▸ TO DO:
Filter this data down to the lines that hold "Федерации", and copy them.

[Start ENTRIES SHOWN]

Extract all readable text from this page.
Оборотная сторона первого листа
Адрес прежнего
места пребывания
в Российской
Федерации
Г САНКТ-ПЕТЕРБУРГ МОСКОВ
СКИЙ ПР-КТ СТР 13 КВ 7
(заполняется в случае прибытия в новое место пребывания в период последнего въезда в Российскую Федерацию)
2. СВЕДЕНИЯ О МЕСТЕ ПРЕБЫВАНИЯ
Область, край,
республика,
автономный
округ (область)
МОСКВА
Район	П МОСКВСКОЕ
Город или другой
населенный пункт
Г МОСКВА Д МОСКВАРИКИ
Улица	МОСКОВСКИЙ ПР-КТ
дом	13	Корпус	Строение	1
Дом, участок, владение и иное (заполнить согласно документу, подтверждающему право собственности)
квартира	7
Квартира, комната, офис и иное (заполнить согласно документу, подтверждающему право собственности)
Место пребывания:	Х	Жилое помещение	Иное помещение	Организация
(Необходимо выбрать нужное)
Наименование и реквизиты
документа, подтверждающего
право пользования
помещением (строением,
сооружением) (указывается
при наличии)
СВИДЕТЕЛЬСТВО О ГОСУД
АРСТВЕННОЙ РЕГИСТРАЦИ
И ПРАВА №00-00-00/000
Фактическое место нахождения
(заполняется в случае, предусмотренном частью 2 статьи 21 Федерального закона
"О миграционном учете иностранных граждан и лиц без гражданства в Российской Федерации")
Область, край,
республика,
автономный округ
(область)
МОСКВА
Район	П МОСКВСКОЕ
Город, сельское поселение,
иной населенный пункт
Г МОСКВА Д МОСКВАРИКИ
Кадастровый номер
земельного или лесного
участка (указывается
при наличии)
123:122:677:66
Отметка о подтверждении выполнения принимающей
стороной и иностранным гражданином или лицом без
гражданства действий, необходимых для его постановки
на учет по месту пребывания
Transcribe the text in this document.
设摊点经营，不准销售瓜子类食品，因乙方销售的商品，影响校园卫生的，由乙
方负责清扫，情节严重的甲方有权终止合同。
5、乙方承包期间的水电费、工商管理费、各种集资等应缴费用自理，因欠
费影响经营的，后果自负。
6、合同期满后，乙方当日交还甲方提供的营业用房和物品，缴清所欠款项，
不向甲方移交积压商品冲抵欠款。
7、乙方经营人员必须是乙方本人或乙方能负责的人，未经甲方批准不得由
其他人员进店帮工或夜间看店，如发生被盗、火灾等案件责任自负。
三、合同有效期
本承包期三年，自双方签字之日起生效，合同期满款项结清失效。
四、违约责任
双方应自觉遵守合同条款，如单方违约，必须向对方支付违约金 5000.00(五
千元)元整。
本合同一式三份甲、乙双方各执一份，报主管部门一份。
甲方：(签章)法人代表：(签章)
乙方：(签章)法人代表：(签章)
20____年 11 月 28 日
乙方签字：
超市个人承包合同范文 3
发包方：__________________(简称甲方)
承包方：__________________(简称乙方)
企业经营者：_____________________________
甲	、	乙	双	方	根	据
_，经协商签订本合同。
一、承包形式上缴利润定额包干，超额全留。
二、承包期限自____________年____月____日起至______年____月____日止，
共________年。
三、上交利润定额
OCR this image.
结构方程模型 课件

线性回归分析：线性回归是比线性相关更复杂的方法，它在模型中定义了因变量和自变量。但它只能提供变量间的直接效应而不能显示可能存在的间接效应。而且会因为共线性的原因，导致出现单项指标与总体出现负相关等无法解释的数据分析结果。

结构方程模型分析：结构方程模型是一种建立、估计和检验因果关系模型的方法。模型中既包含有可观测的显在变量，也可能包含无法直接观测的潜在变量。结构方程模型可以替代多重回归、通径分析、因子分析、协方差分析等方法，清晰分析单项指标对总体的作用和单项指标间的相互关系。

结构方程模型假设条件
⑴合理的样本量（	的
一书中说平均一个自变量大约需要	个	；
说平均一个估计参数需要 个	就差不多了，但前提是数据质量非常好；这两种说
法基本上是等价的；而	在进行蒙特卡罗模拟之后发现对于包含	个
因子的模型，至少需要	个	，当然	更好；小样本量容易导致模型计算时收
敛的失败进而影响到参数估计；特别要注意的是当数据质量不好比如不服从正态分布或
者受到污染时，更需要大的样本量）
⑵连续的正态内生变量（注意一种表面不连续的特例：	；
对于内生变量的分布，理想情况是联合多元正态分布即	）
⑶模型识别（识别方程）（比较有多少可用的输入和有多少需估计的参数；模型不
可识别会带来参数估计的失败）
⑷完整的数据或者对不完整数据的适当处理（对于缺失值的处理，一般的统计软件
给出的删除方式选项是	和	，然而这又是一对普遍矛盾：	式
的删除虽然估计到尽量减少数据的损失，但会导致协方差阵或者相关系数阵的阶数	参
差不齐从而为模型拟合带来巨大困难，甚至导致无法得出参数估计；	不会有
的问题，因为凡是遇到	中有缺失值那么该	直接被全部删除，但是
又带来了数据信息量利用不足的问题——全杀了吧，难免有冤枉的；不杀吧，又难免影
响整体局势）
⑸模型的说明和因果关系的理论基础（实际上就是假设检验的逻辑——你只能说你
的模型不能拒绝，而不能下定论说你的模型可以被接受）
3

[End ENTRIES SHOWN]

▸ PROBLEM SOLUTION:
Федерации
"О миграционном учете иностранных граждан и лиц без гражданства в Российской Федерации")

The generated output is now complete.